## BEGIN

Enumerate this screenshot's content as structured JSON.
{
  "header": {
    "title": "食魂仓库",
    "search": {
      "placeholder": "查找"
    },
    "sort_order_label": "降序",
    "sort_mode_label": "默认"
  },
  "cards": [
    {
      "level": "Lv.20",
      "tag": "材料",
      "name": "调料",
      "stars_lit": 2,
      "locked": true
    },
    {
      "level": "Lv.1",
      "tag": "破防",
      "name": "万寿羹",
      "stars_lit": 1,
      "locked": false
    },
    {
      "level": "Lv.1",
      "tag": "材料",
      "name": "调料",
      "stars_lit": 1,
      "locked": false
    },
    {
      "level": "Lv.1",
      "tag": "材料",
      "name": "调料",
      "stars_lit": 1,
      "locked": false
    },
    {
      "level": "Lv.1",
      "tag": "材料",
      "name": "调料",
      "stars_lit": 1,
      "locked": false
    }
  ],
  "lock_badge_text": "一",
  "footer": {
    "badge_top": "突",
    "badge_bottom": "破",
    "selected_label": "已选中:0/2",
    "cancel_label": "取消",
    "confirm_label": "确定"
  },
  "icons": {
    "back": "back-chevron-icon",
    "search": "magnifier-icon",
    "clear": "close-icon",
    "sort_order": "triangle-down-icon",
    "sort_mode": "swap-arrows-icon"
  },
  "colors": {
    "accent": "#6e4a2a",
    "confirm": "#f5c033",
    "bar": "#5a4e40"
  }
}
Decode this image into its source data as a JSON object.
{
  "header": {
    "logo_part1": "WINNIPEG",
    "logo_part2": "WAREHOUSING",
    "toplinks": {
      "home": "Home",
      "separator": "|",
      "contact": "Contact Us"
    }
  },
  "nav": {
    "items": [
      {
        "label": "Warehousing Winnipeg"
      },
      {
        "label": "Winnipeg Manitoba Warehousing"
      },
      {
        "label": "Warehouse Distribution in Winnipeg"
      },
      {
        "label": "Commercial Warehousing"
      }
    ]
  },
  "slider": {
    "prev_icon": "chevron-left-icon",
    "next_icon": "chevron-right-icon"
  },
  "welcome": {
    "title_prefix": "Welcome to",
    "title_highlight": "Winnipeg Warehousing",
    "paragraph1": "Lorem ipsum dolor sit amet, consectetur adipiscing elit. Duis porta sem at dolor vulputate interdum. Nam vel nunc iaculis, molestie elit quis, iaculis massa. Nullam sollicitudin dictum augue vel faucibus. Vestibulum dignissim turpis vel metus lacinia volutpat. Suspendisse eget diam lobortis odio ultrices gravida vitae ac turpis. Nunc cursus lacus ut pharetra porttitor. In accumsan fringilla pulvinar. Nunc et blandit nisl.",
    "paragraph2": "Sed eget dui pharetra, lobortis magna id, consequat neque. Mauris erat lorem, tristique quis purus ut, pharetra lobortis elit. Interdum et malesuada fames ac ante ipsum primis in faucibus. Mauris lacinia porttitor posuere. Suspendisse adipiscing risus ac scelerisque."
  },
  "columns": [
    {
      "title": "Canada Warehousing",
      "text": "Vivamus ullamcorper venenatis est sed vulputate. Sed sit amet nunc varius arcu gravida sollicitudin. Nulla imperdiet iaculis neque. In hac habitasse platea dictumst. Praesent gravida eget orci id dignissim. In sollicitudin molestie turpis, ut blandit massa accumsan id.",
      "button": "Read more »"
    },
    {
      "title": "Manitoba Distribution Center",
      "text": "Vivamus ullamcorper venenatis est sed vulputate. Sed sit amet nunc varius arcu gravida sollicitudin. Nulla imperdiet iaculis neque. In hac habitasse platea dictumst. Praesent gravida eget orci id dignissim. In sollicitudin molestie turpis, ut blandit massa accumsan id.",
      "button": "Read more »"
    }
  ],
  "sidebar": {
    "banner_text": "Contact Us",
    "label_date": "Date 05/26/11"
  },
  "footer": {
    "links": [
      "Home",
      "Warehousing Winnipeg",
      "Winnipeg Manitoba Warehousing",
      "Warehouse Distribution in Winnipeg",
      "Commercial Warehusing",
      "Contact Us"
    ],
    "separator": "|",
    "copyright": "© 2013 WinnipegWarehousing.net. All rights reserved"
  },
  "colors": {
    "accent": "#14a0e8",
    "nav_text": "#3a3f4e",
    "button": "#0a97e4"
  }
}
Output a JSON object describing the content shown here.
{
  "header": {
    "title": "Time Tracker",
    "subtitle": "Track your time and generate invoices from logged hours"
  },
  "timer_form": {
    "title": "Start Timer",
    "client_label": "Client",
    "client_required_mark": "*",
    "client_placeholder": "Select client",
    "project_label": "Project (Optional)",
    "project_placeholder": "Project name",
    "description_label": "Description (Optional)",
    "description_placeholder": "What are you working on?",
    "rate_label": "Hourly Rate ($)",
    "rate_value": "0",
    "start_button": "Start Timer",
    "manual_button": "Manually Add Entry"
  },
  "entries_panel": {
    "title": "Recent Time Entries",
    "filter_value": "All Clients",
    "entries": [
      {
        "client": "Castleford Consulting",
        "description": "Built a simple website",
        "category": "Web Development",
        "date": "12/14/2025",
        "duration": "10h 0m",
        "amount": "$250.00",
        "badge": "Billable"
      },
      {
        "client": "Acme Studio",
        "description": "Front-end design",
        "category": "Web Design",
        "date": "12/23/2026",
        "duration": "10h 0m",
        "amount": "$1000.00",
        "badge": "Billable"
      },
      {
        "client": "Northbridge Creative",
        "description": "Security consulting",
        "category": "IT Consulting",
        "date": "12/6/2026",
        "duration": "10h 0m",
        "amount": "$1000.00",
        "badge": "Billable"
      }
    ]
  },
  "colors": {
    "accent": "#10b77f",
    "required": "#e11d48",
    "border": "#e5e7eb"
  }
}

## END

Exercise description: Pull every line containing the word "porttitor" out of the entries above.

Result of this exercise:
    "paragraph1": "Lorem ipsum dolor sit amet, consectetur adipiscing elit. Duis porta sem at dolor vulputate interdum. Nam vel nunc iaculis, molestie elit quis, iaculis massa. Nullam sollicitudin dictum augue vel faucibus. Vestibulum dignissim turpis vel metus lacinia volutpat. Suspendisse eget diam lobortis odio ultrices gravida vitae ac turpis. Nunc cursus lacus ut pharetra porttitor. In accumsan fringilla pulvinar. Nunc et blandit nisl.",
    "paragraph2": "Sed eget dui pharetra, lobortis magna id, consequat neque. Mauris erat lorem, tristique quis purus ut, pharetra lobortis elit. Interdum et malesuada fames ac ante ipsum primis in faucibus. Mauris lacinia porttitor posuere. Suspendisse adipiscing risus ac scelerisque."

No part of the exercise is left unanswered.